RUN mkdir -p /work/src/ASK && \
    tar -xf "/vendor/${ASK_TAR}" --strip-components=1 -C /work/src/ASK && \
    rm -rf /work/src/ASK/.git && \
    install -m 0644 /docker-overrides/Makefile /work/src/ASK/Makefile && \
    install -m 0644 /docker-overrides/toolchain.mk /work/src/ASK/build/toolchain.mk && \
    mkdir -p /work/src/ASK/cdx && \
    printf '%s\n' \
      '/* Auto-generated for tarball builds */' \
      '#ifndef CDX_VERSION_H' \
      '#define CDX_VERSION_H' \
      '#define CDX_GIT_VERSION "tarball"' \
      '#endif' \
      > /work/src/ASK/cdx/version.h

# Optional matching kernel tree, required for module builds.

*CHALLENGE 1*: In the Dockerfile excerpt, what value is CDX_GIT_VERSION defined as in the generated header file?
*CHALLENGE 2*: State whether each statement agrees with the Dockerfile excerpt: (a) the .git directory is deleted from /work/src/ASK; (b) the Makefile is installed with mode 0755; (c) the matching kernel tree is required for module builds.

*DATA BLOCK*:
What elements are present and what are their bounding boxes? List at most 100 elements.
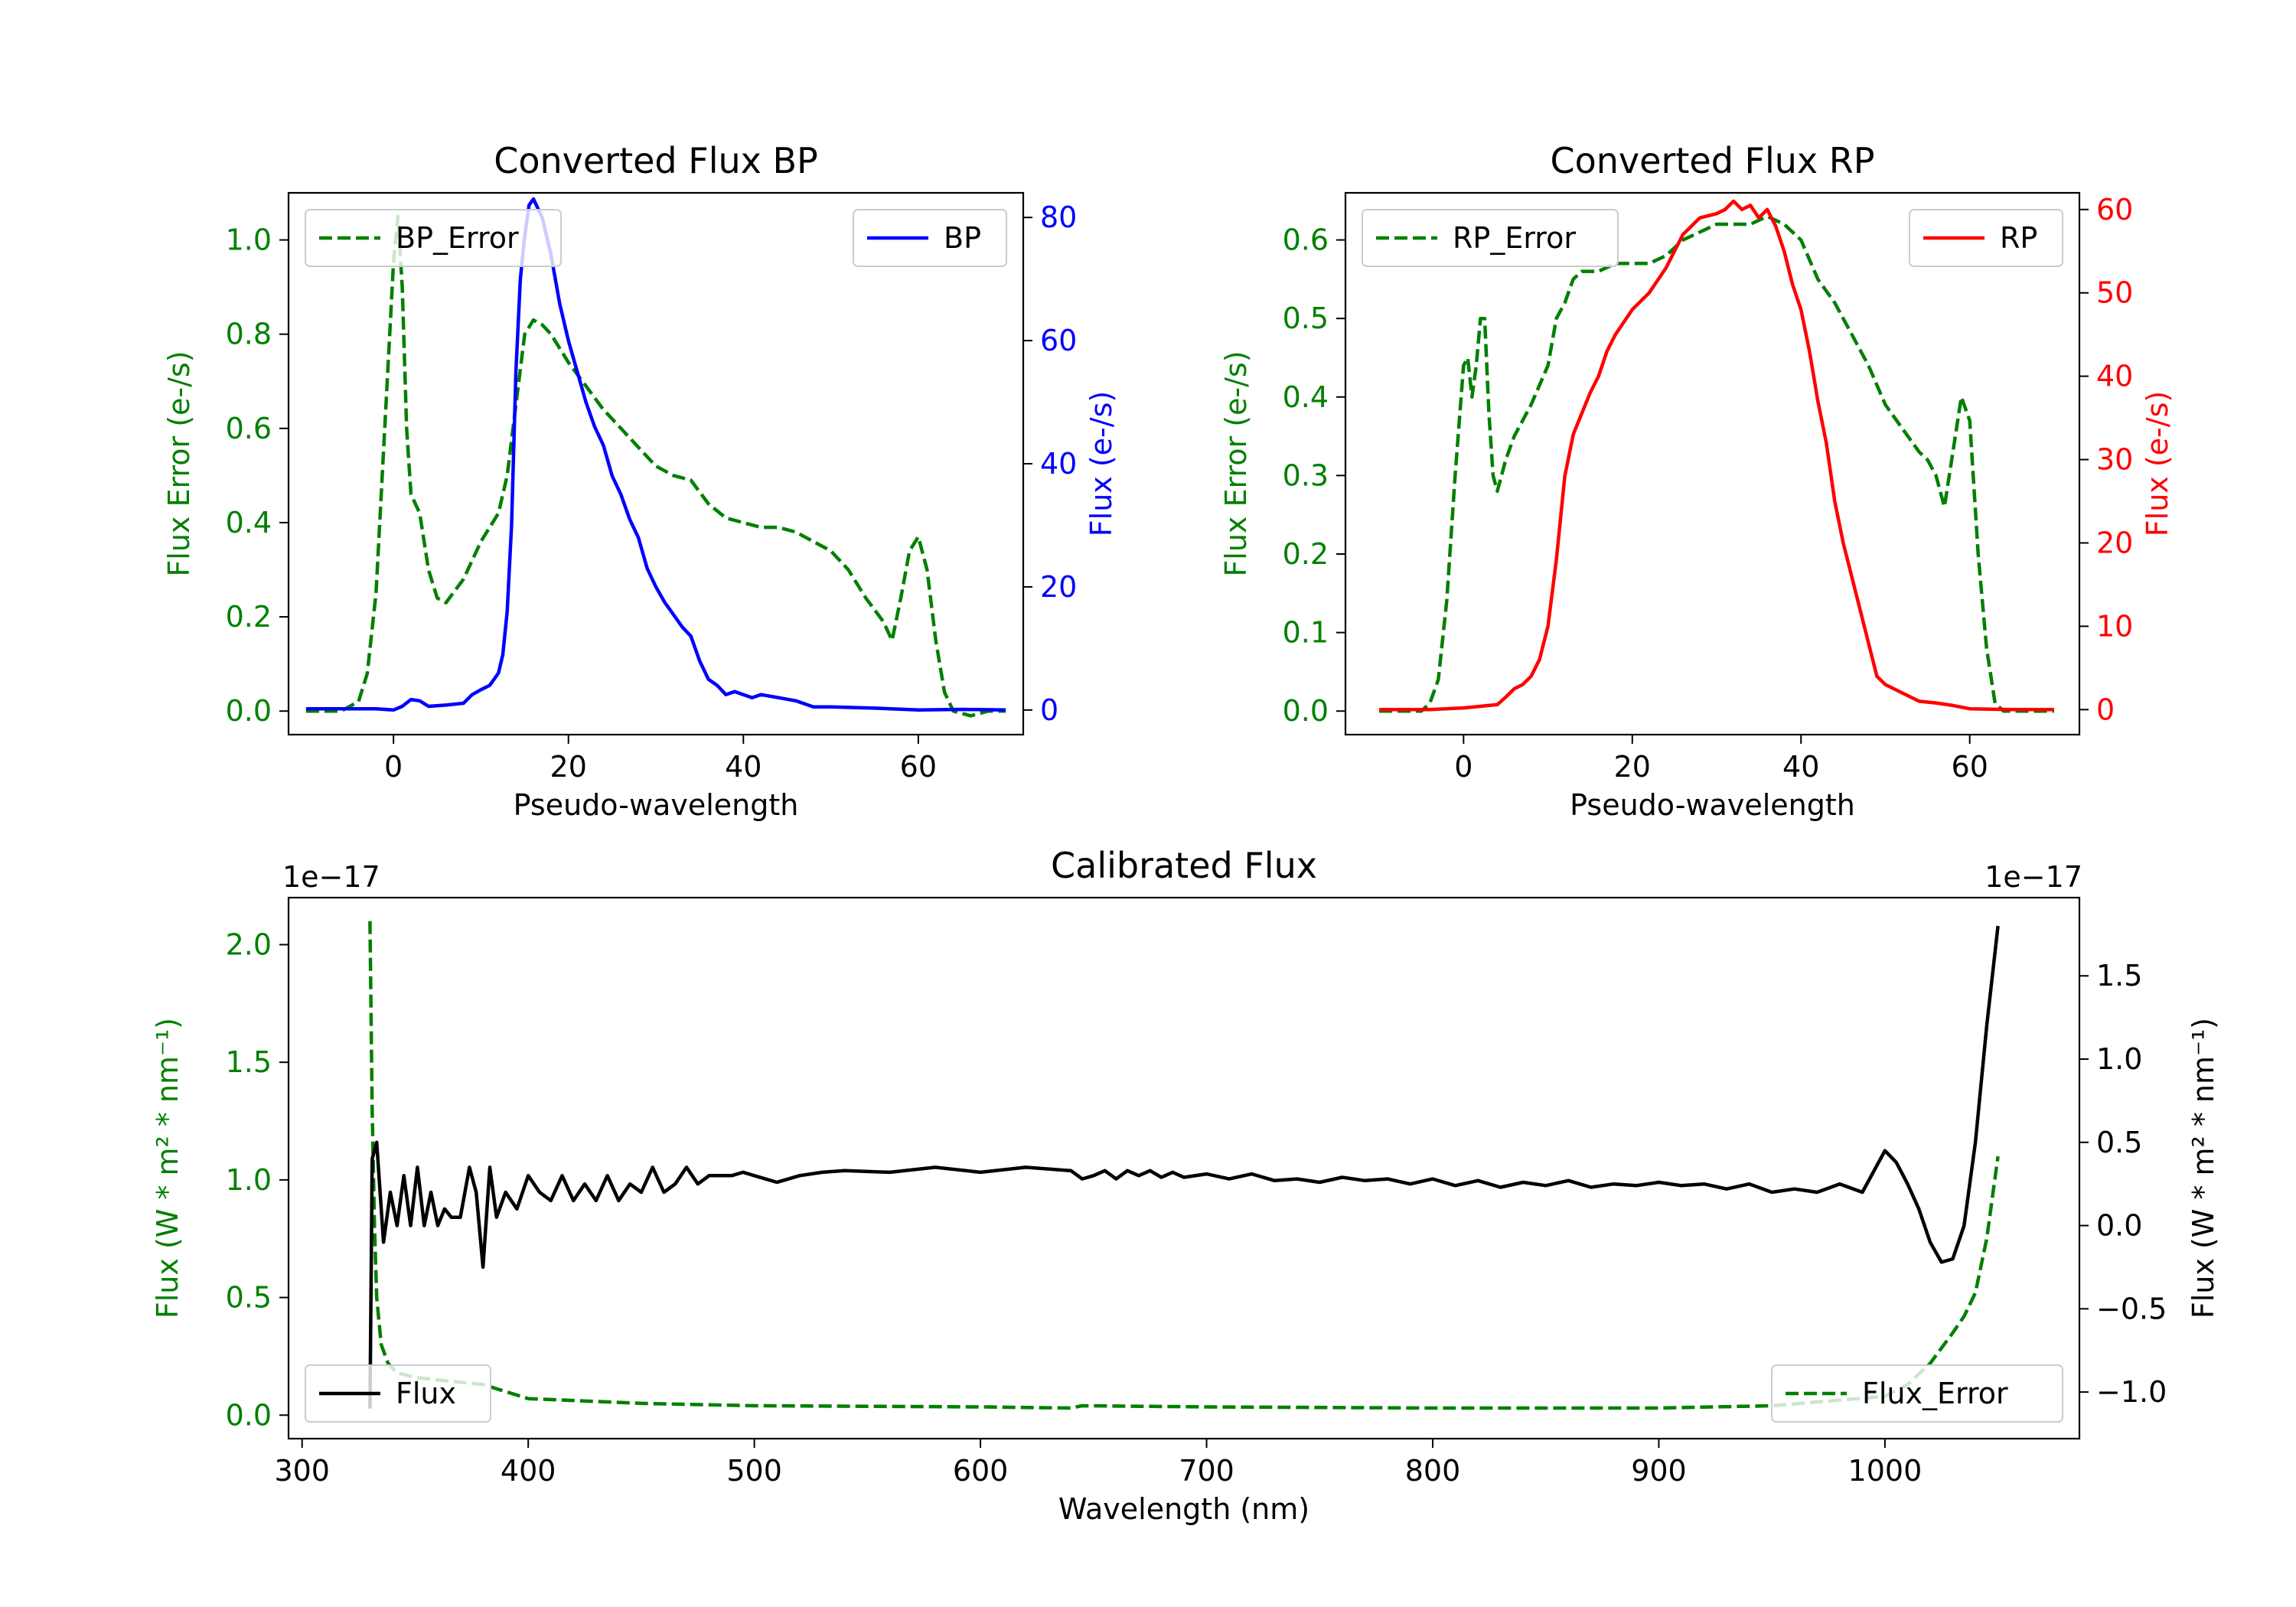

*CORRECT OUTPUT 1*: "tarball"

*CORRECT OUTPUT 2*:
(a) Yes: "rm -rf /work/src/ASK/.git"
(b) No: "install -m 0644 /docker-overrides/Makefile /work/src/ASK/Makefile"
(c) Yes: "Optional matching kernel tree, required for module builds."